RECORDS SUPPLIED

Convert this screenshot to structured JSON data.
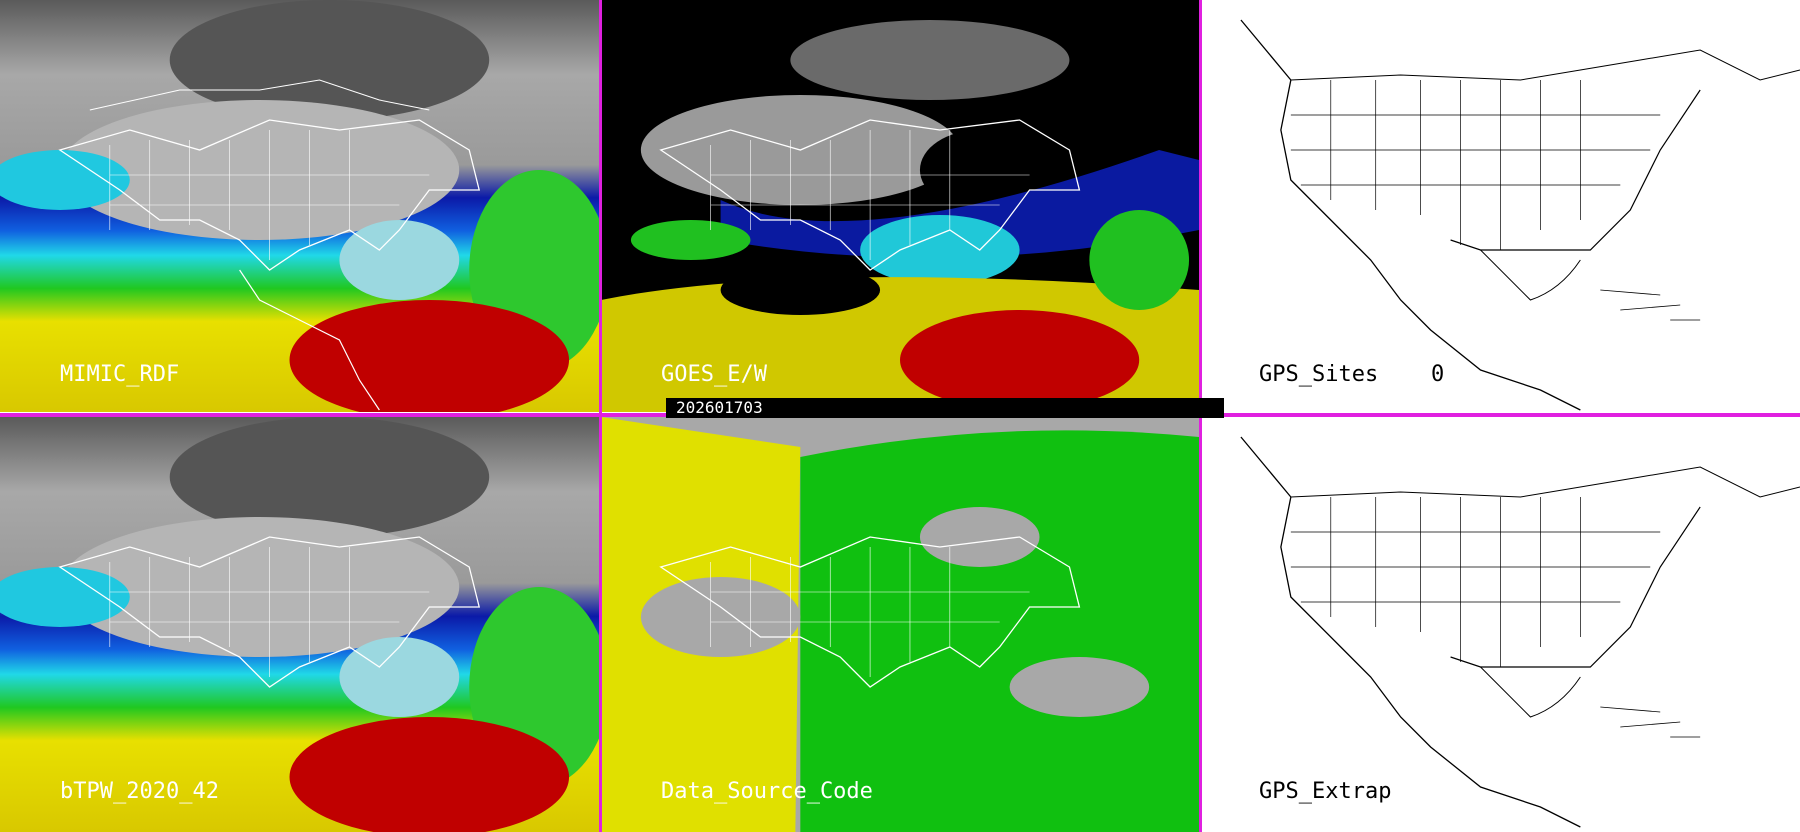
{
  "timestamp": "202601703",
  "panels": {
    "mimic": {
      "label": "MIMIC_RDF"
    },
    "goes": {
      "label": "GOES_E/W"
    },
    "gps_sites": {
      "label": "GPS_Sites",
      "count": "0"
    },
    "btpw": {
      "label": "bTPW_2020_42"
    },
    "data_source": {
      "label": "Data_Source_Code"
    },
    "gps_extrap": {
      "label": "GPS_Extrap"
    }
  },
  "colors": {
    "separator": "#e020e0",
    "tpw_gray": "#8a8a8a",
    "tpw_blue": "#0a1aa0",
    "tpw_cyan": "#22d6e6",
    "tpw_green": "#22c022",
    "tpw_yellow": "#e8e000",
    "tpw_red": "#c00000",
    "source_yellow": "#e0e000",
    "source_green": "#10c010",
    "source_gray": "#a8a8a8"
  }
}
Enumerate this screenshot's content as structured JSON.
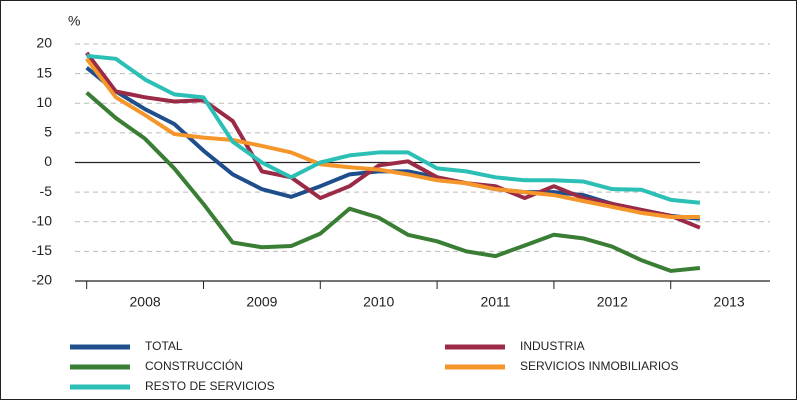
{
  "chart_data": {
    "type": "line",
    "y_label": "%",
    "x": [
      2008.0,
      2008.25,
      2008.5,
      2008.75,
      2009.0,
      2009.25,
      2009.5,
      2009.75,
      2010.0,
      2010.25,
      2010.5,
      2010.75,
      2011.0,
      2011.25,
      2011.5,
      2011.75,
      2012.0,
      2012.25,
      2012.5,
      2012.75,
      2013.0,
      2013.25
    ],
    "xlim": [
      2007.9,
      2013.85
    ],
    "xticks": [
      {
        "value": 2008.5,
        "label": "2008"
      },
      {
        "value": 2009.5,
        "label": "2009"
      },
      {
        "value": 2010.5,
        "label": "2010"
      },
      {
        "value": 2011.5,
        "label": "2011"
      },
      {
        "value": 2012.5,
        "label": "2012"
      },
      {
        "value": 2013.5,
        "label": "2013"
      }
    ],
    "ylim": [
      -20,
      20
    ],
    "yticks": [
      -20,
      -15,
      -10,
      -5,
      0,
      5,
      10,
      15,
      20
    ],
    "grid": true,
    "legend": "bottom",
    "series": [
      {
        "name": "TOTAL",
        "color": "#1f4e8c",
        "values": [
          16,
          12,
          9,
          6.5,
          2,
          -2,
          -4.5,
          -5.8,
          -4,
          -2,
          -1.5,
          -1.5,
          -2.5,
          -3.5,
          -4.5,
          -5,
          -5,
          -5.5,
          -7,
          -8,
          -9,
          -9.5
        ]
      },
      {
        "name": "INDUSTRIA",
        "color": "#9b2a47",
        "values": [
          18.5,
          12,
          11,
          10.3,
          10.5,
          7,
          -1.5,
          -2.5,
          -6,
          -4,
          -0.5,
          0.2,
          -2.5,
          -3.5,
          -4,
          -6,
          -4,
          -6,
          -7,
          -8,
          -9,
          -11
        ]
      },
      {
        "name": "CONSTRUCCIÓN",
        "color": "#3a7d34",
        "values": [
          11.8,
          7.5,
          4,
          -1,
          -7,
          -13.5,
          -14.3,
          -14.1,
          -12,
          -7.8,
          -9.3,
          -12.2,
          -13.3,
          -15,
          -15.8,
          -14,
          -12.2,
          -12.8,
          -14.2,
          -16.5,
          -18.3,
          -17.8
        ]
      },
      {
        "name": "SERVICIOS INMOBILIARIOS",
        "color": "#f5962a",
        "values": [
          17.5,
          11,
          8,
          4.8,
          4.2,
          3.8,
          2.8,
          1.7,
          -0.3,
          -0.8,
          -1.2,
          -2,
          -3,
          -3.5,
          -4.5,
          -5,
          -5.5,
          -6.5,
          -7.5,
          -8.5,
          -9.2,
          -9.2
        ]
      },
      {
        "name": "RESTO DE SERVICIOS",
        "color": "#2bbfb5",
        "values": [
          18,
          17.5,
          14,
          11.5,
          11,
          3.5,
          0,
          -2.5,
          0,
          1.2,
          1.7,
          1.7,
          -1,
          -1.5,
          -2.5,
          -3,
          -3,
          -3.2,
          -4.5,
          -4.6,
          -6.3,
          -6.8
        ]
      }
    ]
  }
}
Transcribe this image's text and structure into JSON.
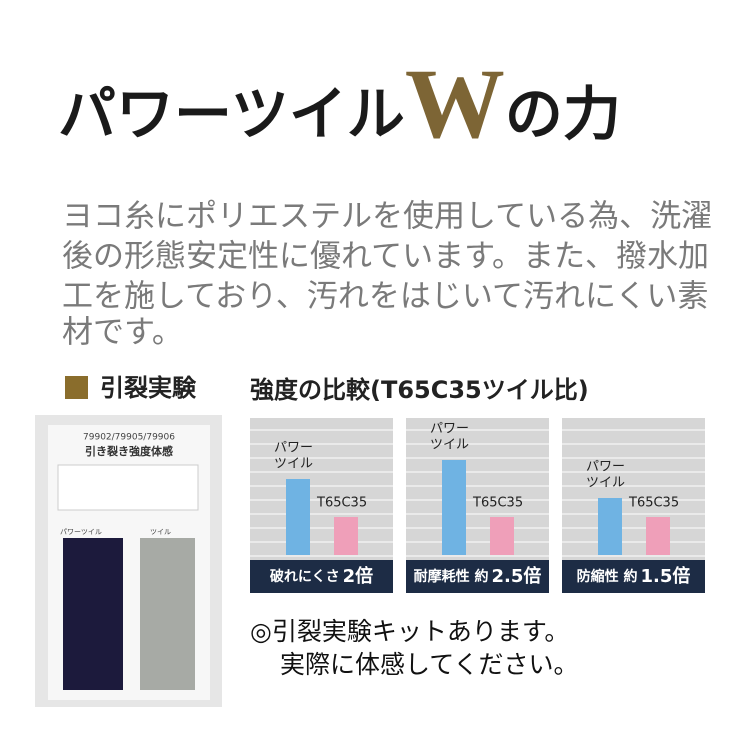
{
  "header": {
    "title_main": "パワーツイル",
    "title_w": "W",
    "title_end": "の力"
  },
  "description": [
    "ヨコ糸にポリエステルを使用している為、洗濯",
    "後の形態安定性に優れています。また、撥水加",
    "工を施しており、汚れをはじいて汚れにくい素",
    "材です。"
  ],
  "section": {
    "label": "引裂実験"
  },
  "photo": {
    "codes": "79902/79905/79906",
    "heading": "引き裂き強度体感",
    "left_label": "パワーツイル",
    "right_label": "ツイル"
  },
  "comparison": {
    "title": "強度の比較(T65C35ツイル比)",
    "series": [
      {
        "name_lines": [
          "パワー",
          "ツイル"
        ],
        "color": "#6fb3e3"
      },
      {
        "name": "T65C35",
        "color": "#ef9fb9"
      }
    ],
    "panels": [
      {
        "caption": "破れにくさ",
        "caption_value": "2倍",
        "values": [
          2,
          1
        ]
      },
      {
        "caption": "耐摩耗性 約",
        "caption_value": "2.5倍",
        "values": [
          2.5,
          1
        ]
      },
      {
        "caption": "防縮性 約",
        "caption_value": "1.5倍",
        "values": [
          1.5,
          1
        ]
      }
    ]
  },
  "note": [
    "◎引裂実験キットあります。",
    "実際に体感してください。"
  ]
}
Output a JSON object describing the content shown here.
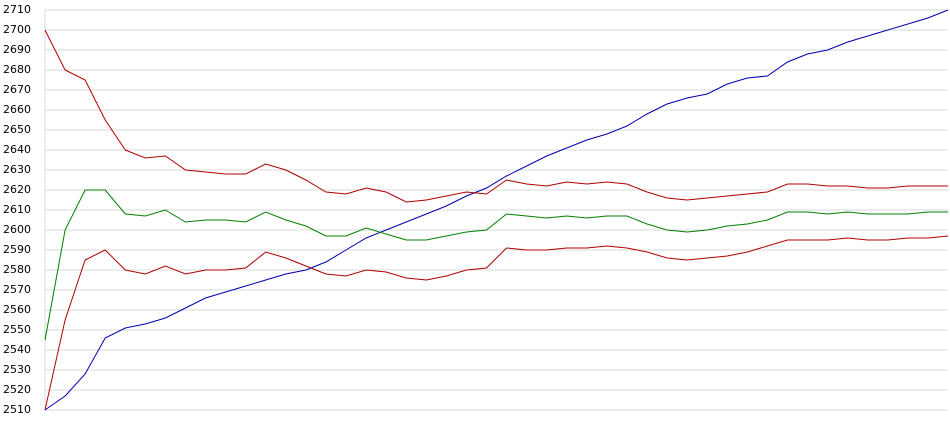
{
  "chart_data": {
    "type": "line",
    "categories": [
      null,
      null,
      null,
      null,
      null,
      null,
      null,
      null,
      null,
      null,
      null,
      null,
      null,
      null,
      null,
      null,
      null,
      null,
      null,
      null,
      null,
      null,
      null,
      null,
      null,
      null,
      null,
      null,
      null,
      null,
      null,
      null,
      null,
      null,
      null,
      null,
      null,
      null,
      null,
      null,
      null,
      null,
      null,
      null,
      null,
      null
    ],
    "series": [
      {
        "color": "#0000b0",
        "values": [
          2510,
          2517,
          2528,
          2546,
          2551,
          2553,
          2556,
          2561,
          2566,
          2569,
          2572,
          2575,
          2578,
          2580,
          2584,
          2590,
          2596,
          2600,
          2604,
          2608,
          2612,
          2617,
          2621,
          2627,
          2632,
          2637,
          2641,
          2645,
          2648,
          2652,
          2658,
          2663,
          2666,
          2668,
          2673,
          2676,
          2677,
          2684,
          2688,
          2690,
          2694,
          2697,
          2700,
          2703,
          2706,
          2710
        ]
      },
      {
        "color": "#b00000",
        "values": [
          2700,
          2680,
          2675,
          2655,
          2640,
          2636,
          2637,
          2630,
          2629,
          2628,
          2628,
          2633,
          2630,
          2625,
          2619,
          2618,
          2621,
          2619,
          2614,
          2615,
          2617,
          2619,
          2618,
          2625,
          2623,
          2622,
          2624,
          2623,
          2624,
          2623,
          2619,
          2616,
          2615,
          2616,
          2617,
          2618,
          2619,
          2623,
          2623,
          2622,
          2622,
          2621,
          2621,
          2622,
          2622,
          2622
        ]
      },
      {
        "color": "#008000",
        "values": [
          2545,
          2600,
          2620,
          2620,
          2608,
          2607,
          2610,
          2604,
          2605,
          2605,
          2604,
          2609,
          2605,
          2602,
          2597,
          2597,
          2601,
          2598,
          2595,
          2595,
          2597,
          2599,
          2600,
          2608,
          2607,
          2606,
          2607,
          2606,
          2607,
          2607,
          2603,
          2600,
          2599,
          2600,
          2602,
          2603,
          2605,
          2609,
          2609,
          2608,
          2609,
          2608,
          2608,
          2608,
          2609,
          2609
        ]
      },
      {
        "color": "#b00000",
        "values": [
          2510,
          2555,
          2585,
          2590,
          2580,
          2578,
          2582,
          2578,
          2580,
          2580,
          2581,
          2589,
          2586,
          2582,
          2578,
          2577,
          2580,
          2579,
          2576,
          2575,
          2577,
          2580,
          2581,
          2591,
          2590,
          2590,
          2591,
          2591,
          2592,
          2591,
          2589,
          2586,
          2585,
          2586,
          2587,
          2589,
          2592,
          2595,
          2595,
          2595,
          2596,
          2595,
          2595,
          2596,
          2596,
          2597
        ]
      }
    ],
    "ylim": [
      2510,
      2710
    ],
    "yticks": [
      2510,
      2520,
      2530,
      2540,
      2550,
      2560,
      2570,
      2580,
      2590,
      2600,
      2610,
      2620,
      2630,
      2640,
      2650,
      2660,
      2670,
      2680,
      2690,
      2700,
      2710
    ],
    "grid": true
  }
}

YOUR TASK
Copy and report every line where the word "JSON" is present.

THE RESULT
Convert this screenshot to structured JSON data.
Enumerate this screenshot's content as structured JSON.
Transcribe this image's text and structure into JSON.
Output a JSON object describing the content shown here.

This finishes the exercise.